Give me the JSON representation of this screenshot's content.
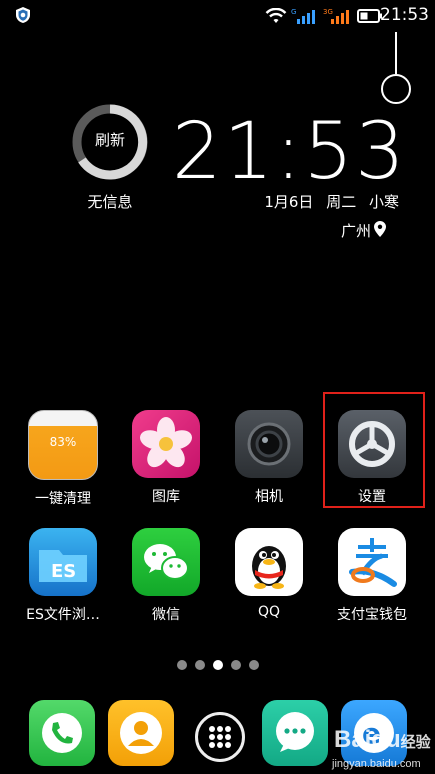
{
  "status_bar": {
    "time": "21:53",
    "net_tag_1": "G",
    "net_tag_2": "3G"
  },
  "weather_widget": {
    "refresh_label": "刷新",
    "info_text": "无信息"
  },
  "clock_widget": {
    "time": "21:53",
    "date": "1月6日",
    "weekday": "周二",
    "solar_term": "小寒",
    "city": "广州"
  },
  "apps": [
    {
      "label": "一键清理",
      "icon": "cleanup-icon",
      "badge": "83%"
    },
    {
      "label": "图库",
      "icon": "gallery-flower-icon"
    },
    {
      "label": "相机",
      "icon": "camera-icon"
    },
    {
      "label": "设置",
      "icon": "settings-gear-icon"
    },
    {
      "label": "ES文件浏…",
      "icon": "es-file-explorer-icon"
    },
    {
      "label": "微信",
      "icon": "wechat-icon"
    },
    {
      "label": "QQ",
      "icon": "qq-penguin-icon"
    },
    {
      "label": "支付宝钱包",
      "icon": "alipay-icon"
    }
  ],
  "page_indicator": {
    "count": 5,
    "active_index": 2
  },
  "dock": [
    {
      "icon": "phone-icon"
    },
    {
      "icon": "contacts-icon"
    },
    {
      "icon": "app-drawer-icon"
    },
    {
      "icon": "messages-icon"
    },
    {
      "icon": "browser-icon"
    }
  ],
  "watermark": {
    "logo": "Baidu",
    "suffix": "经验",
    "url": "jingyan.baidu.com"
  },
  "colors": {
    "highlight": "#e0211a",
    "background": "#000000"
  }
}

__________

Give the data again exactly as written, with all pictures left out.

Give me the JSON representation of this screenshot's content.
{
  "status_bar": {
    "time": "21:53",
    "net_tag_1": "G",
    "net_tag_2": "3G"
  },
  "weather_widget": {
    "refresh_label": "刷新",
    "info_text": "无信息"
  },
  "clock_widget": {
    "time": "21:53",
    "date": "1月6日",
    "weekday": "周二",
    "solar_term": "小寒",
    "city": "广州"
  },
  "apps": [
    {
      "label": "一键清理",
      "icon": "cleanup-icon",
      "badge": "83%"
    },
    {
      "label": "图库",
      "icon": "gallery-flower-icon"
    },
    {
      "label": "相机",
      "icon": "camera-icon"
    },
    {
      "label": "设置",
      "icon": "settings-gear-icon"
    },
    {
      "label": "ES文件浏…",
      "icon": "es-file-explorer-icon"
    },
    {
      "label": "微信",
      "icon": "wechat-icon"
    },
    {
      "label": "QQ",
      "icon": "qq-penguin-icon"
    },
    {
      "label": "支付宝钱包",
      "icon": "alipay-icon"
    }
  ],
  "page_indicator": {
    "count": 5,
    "active_index": 2
  },
  "dock": [
    {
      "icon": "phone-icon"
    },
    {
      "icon": "contacts-icon"
    },
    {
      "icon": "app-drawer-icon"
    },
    {
      "icon": "messages-icon"
    },
    {
      "icon": "browser-icon"
    }
  ],
  "watermark": {
    "logo": "Baidu",
    "suffix": "经验",
    "url": "jingyan.baidu.com"
  },
  "colors": {
    "highlight": "#e0211a",
    "background": "#000000"
  }
}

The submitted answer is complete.